**Provided records**
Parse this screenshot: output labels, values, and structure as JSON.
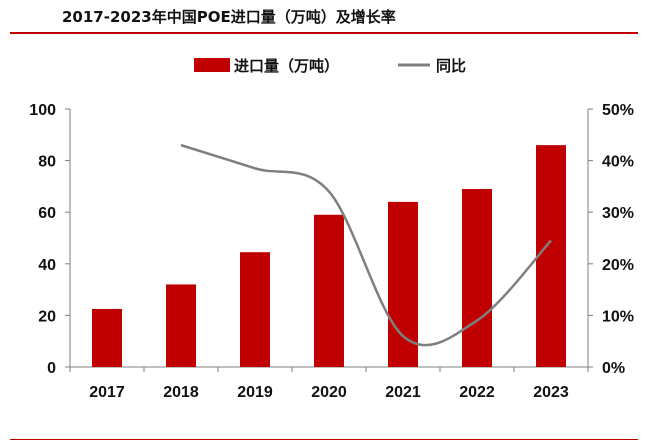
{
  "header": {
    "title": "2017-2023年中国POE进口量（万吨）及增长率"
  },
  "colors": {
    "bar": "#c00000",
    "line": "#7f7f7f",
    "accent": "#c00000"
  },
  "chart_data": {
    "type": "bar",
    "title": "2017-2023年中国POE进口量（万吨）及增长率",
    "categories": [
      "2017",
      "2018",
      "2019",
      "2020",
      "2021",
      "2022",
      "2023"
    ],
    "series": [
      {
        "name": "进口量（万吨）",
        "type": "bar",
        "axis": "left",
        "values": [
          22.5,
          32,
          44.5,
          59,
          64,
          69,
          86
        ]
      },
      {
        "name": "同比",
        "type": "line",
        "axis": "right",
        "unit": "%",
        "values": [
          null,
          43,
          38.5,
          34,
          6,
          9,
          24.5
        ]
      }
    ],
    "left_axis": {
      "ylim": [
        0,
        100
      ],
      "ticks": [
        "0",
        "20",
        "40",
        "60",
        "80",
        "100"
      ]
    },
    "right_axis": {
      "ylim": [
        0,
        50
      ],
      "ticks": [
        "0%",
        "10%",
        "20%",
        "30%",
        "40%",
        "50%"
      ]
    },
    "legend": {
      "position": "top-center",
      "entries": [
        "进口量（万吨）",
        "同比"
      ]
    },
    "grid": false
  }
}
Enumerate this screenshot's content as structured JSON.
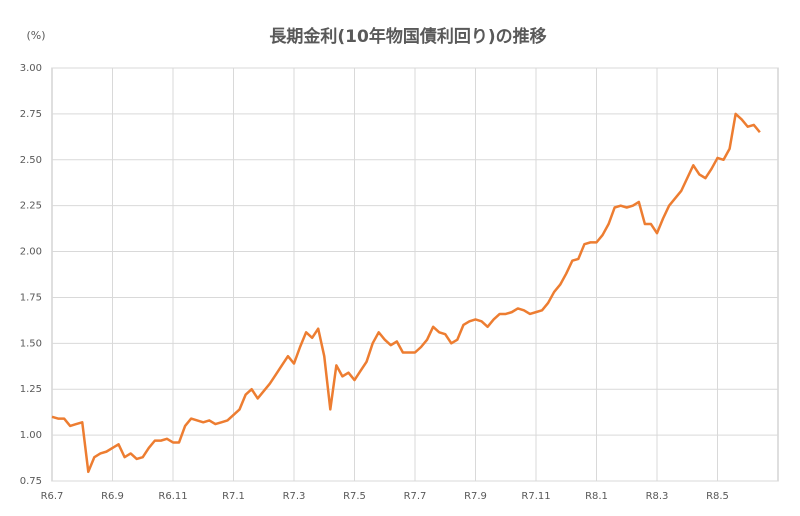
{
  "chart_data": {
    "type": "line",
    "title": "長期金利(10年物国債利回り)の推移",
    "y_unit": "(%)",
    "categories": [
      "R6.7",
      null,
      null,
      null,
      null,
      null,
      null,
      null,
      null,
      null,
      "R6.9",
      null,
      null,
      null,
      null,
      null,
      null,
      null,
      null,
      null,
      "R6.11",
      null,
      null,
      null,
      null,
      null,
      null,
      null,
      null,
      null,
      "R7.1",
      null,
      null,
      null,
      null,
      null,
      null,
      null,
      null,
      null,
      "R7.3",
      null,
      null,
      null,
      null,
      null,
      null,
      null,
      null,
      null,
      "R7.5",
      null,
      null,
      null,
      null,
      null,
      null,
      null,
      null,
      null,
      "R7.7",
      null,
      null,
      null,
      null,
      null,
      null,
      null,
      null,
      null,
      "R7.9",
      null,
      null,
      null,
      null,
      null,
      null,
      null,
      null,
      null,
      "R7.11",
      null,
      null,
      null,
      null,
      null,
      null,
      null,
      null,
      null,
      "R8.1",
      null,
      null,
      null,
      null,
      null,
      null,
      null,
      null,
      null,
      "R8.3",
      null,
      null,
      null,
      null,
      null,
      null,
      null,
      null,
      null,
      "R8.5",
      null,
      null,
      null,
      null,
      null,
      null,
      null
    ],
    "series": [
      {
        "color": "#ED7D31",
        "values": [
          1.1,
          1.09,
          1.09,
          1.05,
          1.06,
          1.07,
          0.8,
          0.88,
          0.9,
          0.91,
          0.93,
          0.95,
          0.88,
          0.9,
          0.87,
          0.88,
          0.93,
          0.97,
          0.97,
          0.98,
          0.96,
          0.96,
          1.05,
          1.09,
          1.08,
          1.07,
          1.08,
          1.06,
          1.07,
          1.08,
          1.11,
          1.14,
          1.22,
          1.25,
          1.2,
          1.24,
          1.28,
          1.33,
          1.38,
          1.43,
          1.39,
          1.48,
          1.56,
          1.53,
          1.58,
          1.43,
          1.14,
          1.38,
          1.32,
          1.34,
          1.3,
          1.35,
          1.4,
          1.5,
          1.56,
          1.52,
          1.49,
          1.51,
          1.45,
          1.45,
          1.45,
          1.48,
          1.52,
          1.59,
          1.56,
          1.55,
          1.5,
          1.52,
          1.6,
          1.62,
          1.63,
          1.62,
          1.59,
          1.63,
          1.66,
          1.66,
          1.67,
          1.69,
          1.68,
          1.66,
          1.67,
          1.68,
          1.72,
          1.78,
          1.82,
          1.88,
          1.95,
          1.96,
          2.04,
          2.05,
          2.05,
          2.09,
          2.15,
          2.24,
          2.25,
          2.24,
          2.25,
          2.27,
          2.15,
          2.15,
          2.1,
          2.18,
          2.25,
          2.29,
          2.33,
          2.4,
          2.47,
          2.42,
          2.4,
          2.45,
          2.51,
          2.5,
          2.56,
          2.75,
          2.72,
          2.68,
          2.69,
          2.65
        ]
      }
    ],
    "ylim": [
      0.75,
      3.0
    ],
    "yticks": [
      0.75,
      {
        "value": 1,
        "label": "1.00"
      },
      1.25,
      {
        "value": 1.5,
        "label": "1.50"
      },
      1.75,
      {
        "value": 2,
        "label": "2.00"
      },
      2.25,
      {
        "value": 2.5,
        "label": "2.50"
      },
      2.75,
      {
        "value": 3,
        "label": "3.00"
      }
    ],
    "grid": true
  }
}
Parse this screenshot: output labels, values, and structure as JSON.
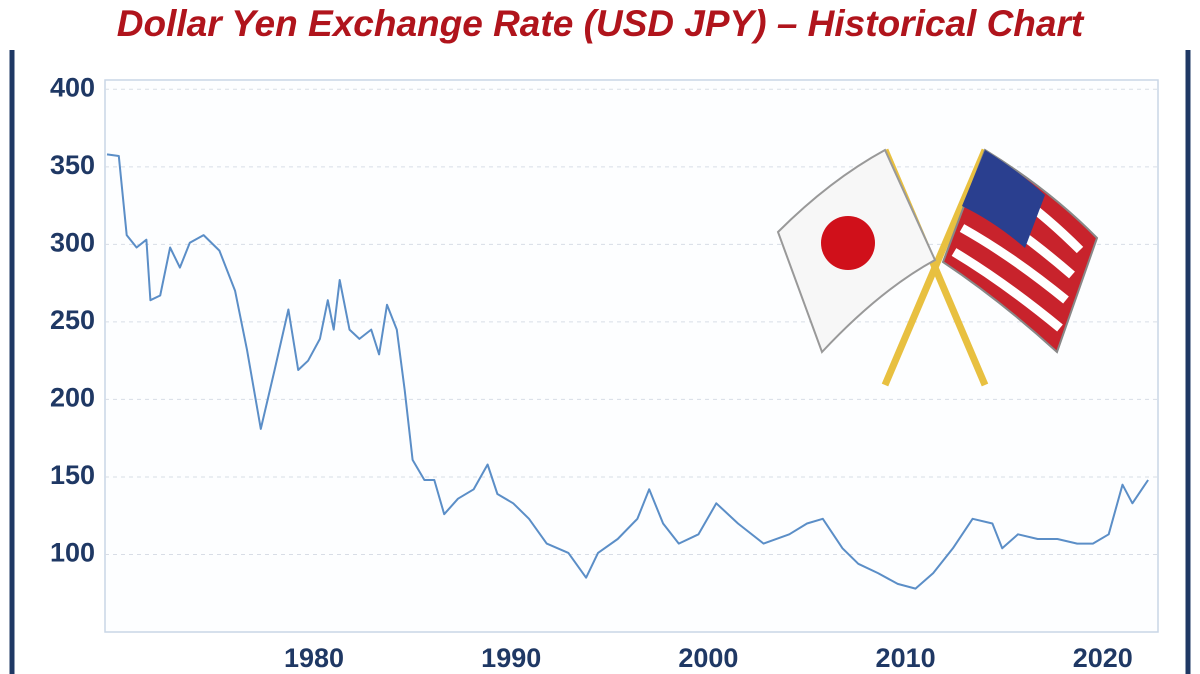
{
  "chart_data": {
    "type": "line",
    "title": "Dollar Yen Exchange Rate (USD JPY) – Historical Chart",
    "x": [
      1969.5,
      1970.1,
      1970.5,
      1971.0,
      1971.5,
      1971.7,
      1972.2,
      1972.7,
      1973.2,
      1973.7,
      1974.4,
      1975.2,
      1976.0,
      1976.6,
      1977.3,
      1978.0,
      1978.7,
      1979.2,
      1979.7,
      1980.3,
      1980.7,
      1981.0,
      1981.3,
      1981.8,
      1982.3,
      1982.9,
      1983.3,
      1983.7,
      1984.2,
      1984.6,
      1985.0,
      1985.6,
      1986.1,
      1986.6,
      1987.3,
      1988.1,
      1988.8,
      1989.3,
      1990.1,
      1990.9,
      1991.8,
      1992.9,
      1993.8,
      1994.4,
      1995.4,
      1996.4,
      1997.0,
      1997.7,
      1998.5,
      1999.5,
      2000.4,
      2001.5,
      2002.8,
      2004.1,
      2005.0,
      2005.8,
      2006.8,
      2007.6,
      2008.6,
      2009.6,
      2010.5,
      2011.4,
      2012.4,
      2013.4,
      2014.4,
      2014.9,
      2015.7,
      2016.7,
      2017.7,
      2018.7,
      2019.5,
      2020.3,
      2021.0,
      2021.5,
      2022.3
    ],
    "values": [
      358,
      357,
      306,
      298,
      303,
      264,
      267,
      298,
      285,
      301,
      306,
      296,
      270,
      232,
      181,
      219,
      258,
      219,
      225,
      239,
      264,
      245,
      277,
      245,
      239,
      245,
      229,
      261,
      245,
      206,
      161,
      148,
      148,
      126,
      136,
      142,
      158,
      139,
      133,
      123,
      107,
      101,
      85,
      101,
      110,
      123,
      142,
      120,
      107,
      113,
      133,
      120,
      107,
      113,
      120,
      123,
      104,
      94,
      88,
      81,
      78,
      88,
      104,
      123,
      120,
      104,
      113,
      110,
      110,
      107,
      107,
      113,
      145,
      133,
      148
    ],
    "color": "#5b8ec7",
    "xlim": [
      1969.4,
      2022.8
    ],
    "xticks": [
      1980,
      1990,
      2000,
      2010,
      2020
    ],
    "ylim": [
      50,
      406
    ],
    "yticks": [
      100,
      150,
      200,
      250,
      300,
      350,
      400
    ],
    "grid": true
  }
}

**Task**
Gather from the data above every line with the string "及增长率".

**In response**
    "title": "2017-2023年中国POE进口量（万吨）及增长率"
    "title": "2017-2023年中国POE进口量（万吨）及增长率",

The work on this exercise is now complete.